> [THE PROBLEM] Give every line of the material again, exactly as written.

= = = =

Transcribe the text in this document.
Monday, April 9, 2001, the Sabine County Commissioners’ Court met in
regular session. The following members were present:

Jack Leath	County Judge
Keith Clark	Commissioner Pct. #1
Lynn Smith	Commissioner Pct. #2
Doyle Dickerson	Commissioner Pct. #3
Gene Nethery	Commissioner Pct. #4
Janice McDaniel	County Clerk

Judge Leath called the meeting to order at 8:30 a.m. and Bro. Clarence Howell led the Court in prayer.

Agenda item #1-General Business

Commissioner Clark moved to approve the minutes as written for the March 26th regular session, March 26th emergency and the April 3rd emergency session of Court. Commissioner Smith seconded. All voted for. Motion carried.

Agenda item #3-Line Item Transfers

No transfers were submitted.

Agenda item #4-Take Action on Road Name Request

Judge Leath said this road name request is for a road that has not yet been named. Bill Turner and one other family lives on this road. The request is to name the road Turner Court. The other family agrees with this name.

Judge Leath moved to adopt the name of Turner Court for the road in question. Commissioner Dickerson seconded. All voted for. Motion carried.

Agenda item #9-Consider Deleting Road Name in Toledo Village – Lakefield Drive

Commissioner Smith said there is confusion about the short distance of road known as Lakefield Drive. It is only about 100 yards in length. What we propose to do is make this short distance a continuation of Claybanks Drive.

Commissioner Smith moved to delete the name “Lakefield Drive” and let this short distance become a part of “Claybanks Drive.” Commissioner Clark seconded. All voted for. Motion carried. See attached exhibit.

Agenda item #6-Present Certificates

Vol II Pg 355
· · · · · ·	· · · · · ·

= = = =

> [TASK SOLUTION]
Transcribe the text in this document.
Monday, April 9, 2001, the Sabine County Commissioners’ Court met in
regular session. The following members were present:

Jack Leath	County Judge
Keith Clark	Commissioner Pct. #1
Lynn Smith	Commissioner Pct. #2
Doyle Dickerson	Commissioner Pct. #3
Gene Nethery	Commissioner Pct. #4
Janice McDaniel	County Clerk

Judge Leath called the meeting to order at 8:30 a.m. and Bro. Clarence Howell led the Court in prayer.

Agenda item #1-General Business

Commissioner Clark moved to approve the minutes as written for the March 26th regular session, March 26th emergency and the April 3rd emergency session of Court. Commissioner Smith seconded. All voted for. Motion carried.

Agenda item #3-Line Item Transfers

No transfers were submitted.

Agenda item #4-Take Action on Road Name Request

Judge Leath said this road name request is for a road that has not yet been named. Bill Turner and one other family lives on this road. The request is to name the road Turner Court. The other family agrees with this name.

Judge Leath moved to adopt the name of Turner Court for the road in question. Commissioner Dickerson seconded. All voted for. Motion carried.

Agenda item #9-Consider Deleting Road Name in Toledo Village – Lakefield Drive

Commissioner Smith said there is confusion about the short distance of road known as Lakefield Drive. It is only about 100 yards in length. What we propose to do is make this short distance a continuation of Claybanks Drive.

Commissioner Smith moved to delete the name “Lakefield Drive” and let this short distance become a part of “Claybanks Drive.” Commissioner Clark seconded. All voted for. Motion carried. See attached exhibit.

Agenda item #6-Present Certificates

Vol II Pg 355
· · · · · ·	· · · · · ·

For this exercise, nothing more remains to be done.